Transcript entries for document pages
──────────────────────────────

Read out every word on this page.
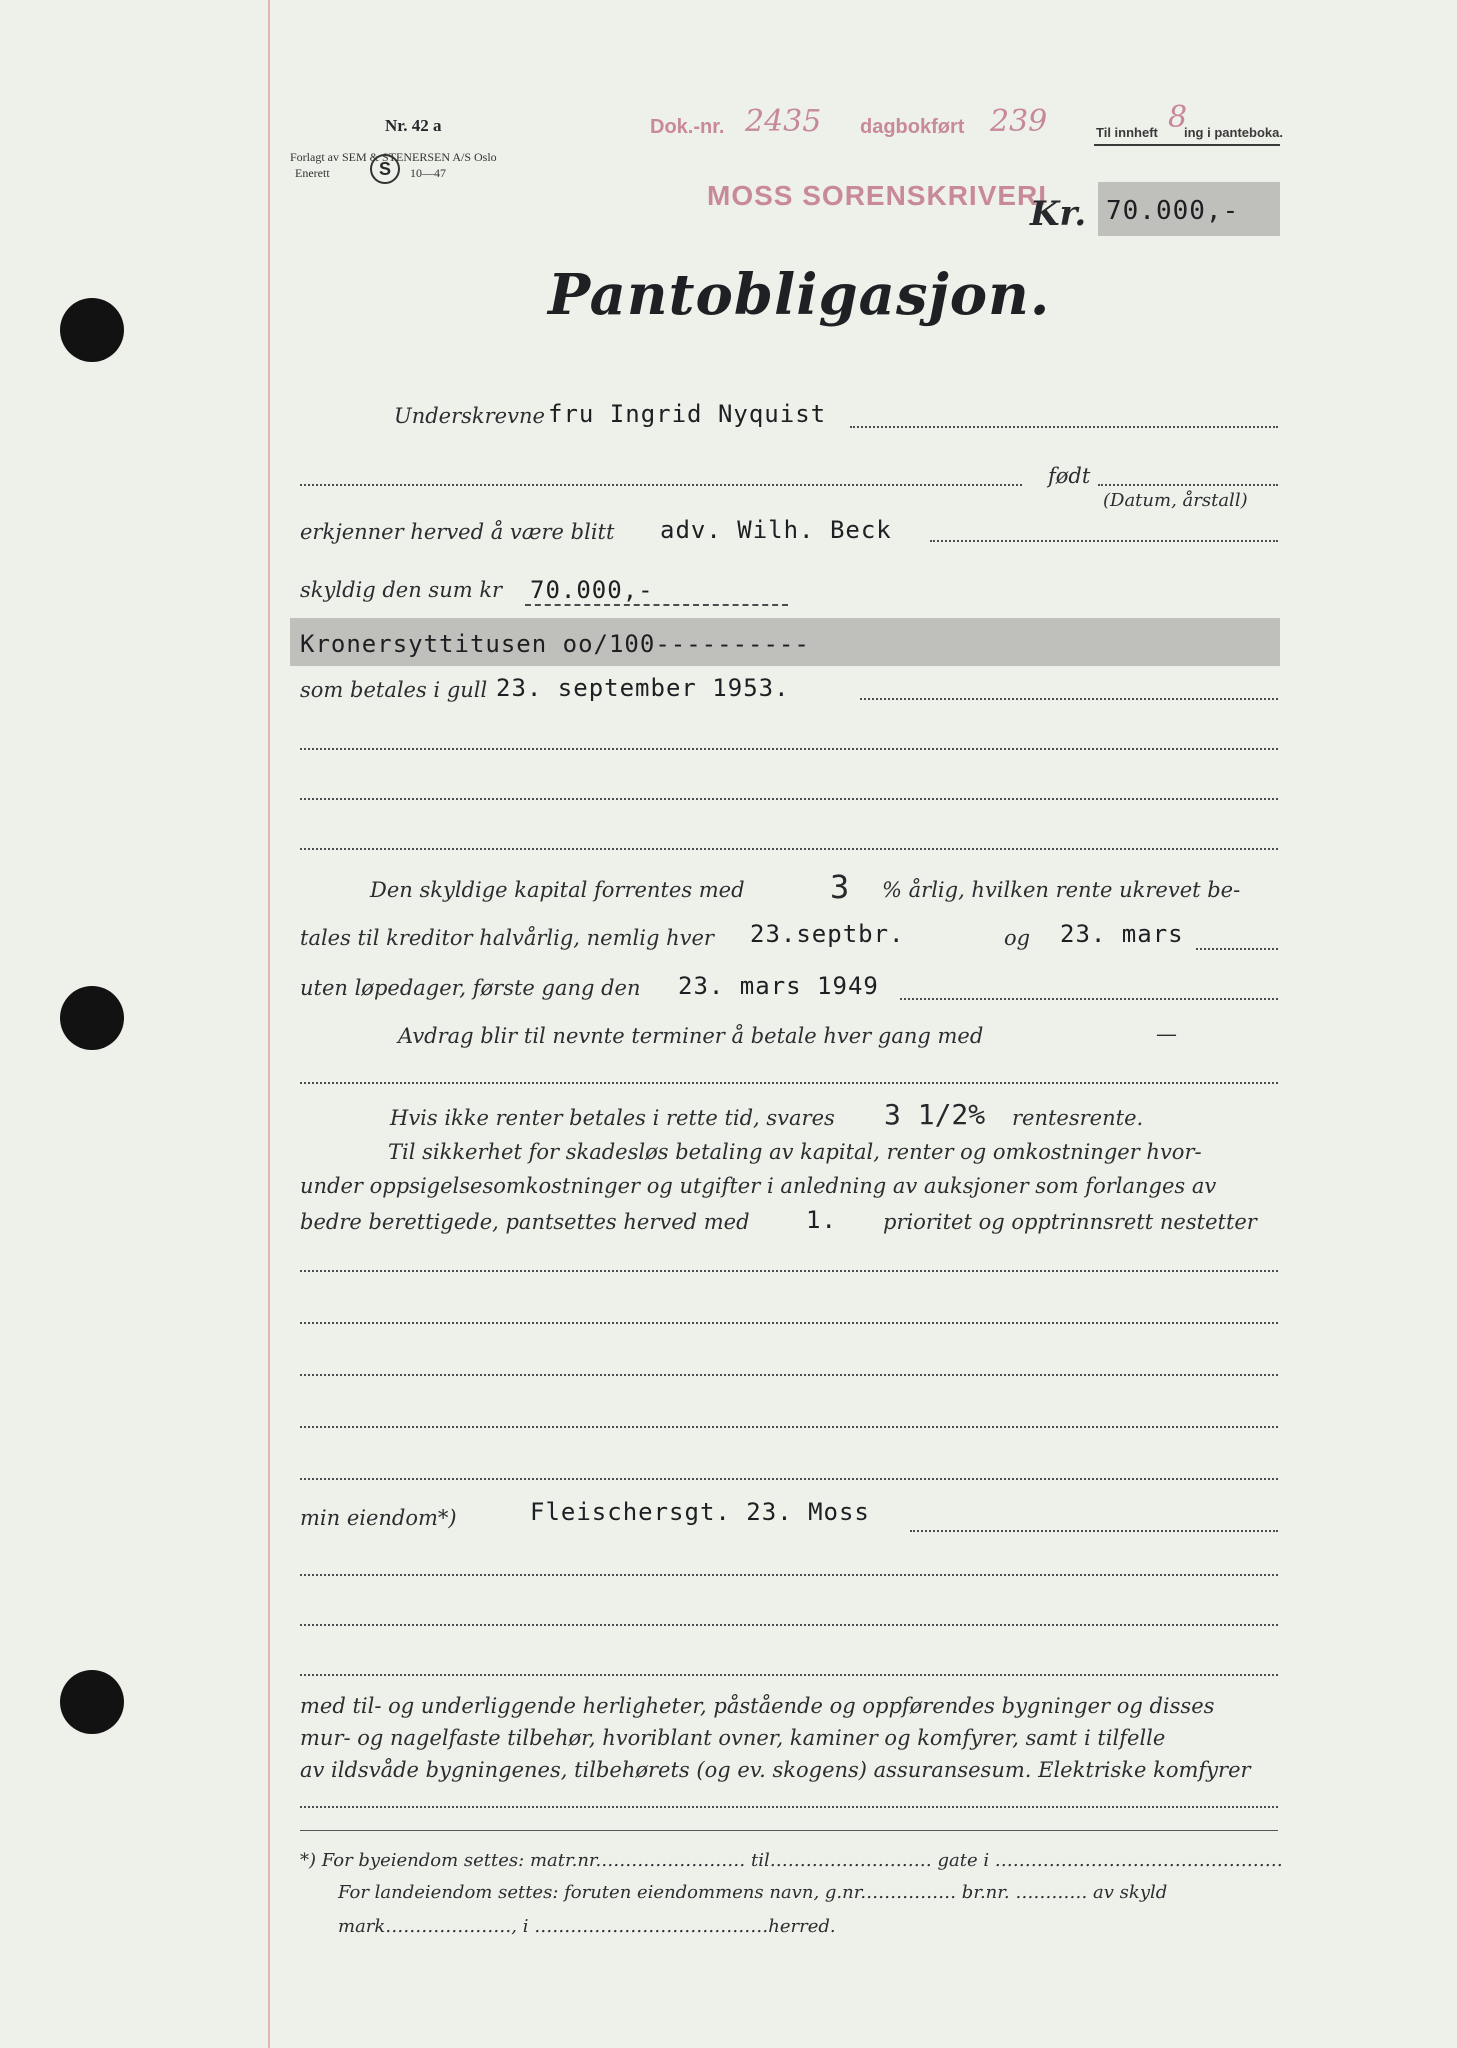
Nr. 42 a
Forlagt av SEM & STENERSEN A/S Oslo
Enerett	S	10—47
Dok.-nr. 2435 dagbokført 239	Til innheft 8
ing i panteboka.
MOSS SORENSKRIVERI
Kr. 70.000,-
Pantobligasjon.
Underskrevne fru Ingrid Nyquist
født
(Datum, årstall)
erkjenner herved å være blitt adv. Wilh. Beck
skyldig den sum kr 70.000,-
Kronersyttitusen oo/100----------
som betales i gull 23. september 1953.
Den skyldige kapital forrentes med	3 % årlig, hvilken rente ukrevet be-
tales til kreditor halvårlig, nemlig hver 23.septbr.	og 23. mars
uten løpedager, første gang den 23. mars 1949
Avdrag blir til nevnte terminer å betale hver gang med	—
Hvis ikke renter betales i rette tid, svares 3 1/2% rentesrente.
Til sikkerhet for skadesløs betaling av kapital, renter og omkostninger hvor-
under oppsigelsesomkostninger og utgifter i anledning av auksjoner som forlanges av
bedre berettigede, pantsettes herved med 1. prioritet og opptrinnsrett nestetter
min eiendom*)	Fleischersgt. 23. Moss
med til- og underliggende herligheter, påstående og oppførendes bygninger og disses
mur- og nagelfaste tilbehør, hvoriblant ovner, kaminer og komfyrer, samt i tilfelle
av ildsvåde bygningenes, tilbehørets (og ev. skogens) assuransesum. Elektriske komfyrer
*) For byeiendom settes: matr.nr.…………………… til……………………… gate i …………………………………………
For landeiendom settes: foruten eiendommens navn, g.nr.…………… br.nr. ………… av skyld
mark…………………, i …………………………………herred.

──────────────────────────────

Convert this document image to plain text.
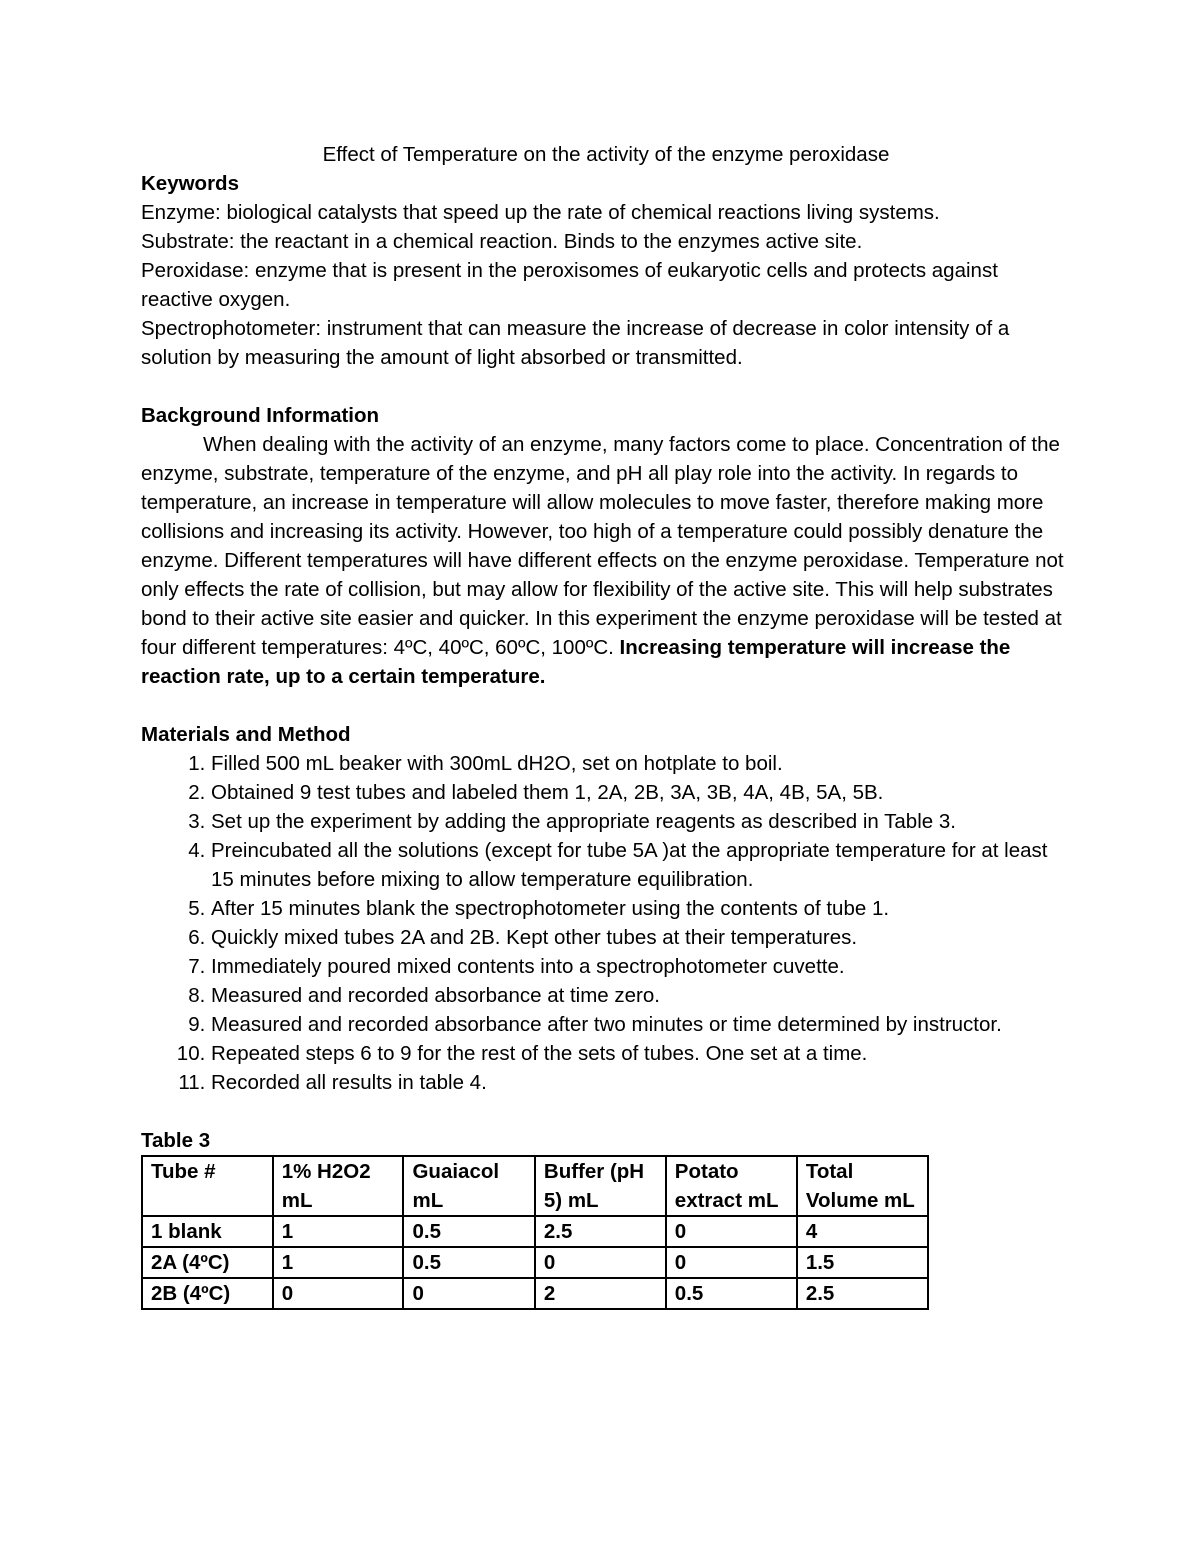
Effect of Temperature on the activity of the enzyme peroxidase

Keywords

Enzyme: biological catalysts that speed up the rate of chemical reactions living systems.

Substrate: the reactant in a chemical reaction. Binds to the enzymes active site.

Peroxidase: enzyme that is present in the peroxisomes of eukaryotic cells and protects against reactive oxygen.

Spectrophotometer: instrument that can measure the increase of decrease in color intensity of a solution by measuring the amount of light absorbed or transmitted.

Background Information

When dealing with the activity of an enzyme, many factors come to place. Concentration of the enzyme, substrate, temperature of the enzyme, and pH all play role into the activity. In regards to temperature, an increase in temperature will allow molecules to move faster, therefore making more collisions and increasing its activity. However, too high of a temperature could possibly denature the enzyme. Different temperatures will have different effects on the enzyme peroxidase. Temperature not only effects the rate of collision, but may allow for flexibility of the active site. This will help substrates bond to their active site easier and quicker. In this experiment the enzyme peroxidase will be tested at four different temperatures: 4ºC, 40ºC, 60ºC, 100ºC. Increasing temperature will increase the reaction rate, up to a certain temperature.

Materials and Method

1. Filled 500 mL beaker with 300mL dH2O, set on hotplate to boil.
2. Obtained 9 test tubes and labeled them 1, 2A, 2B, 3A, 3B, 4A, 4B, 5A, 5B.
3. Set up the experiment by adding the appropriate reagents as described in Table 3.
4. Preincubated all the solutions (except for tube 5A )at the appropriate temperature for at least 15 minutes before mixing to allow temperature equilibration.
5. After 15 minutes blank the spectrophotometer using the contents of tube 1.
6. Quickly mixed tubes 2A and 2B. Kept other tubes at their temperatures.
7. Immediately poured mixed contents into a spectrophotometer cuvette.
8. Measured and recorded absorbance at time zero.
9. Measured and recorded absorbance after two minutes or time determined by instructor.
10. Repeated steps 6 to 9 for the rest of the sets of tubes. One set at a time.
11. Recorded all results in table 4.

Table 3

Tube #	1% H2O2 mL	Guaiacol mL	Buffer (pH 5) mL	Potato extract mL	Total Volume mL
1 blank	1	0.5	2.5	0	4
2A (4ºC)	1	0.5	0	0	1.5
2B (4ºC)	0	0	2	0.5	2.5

──────────────────────────────

*What needs to be done*
The word "mars" appears in some of the lines above. Copy those lines.

*Reply to the task*
tales til kreditor halvårlig, nemlig hver 23.septbr.	og 23. mars
uten løpedager, første gang den 23. mars 1949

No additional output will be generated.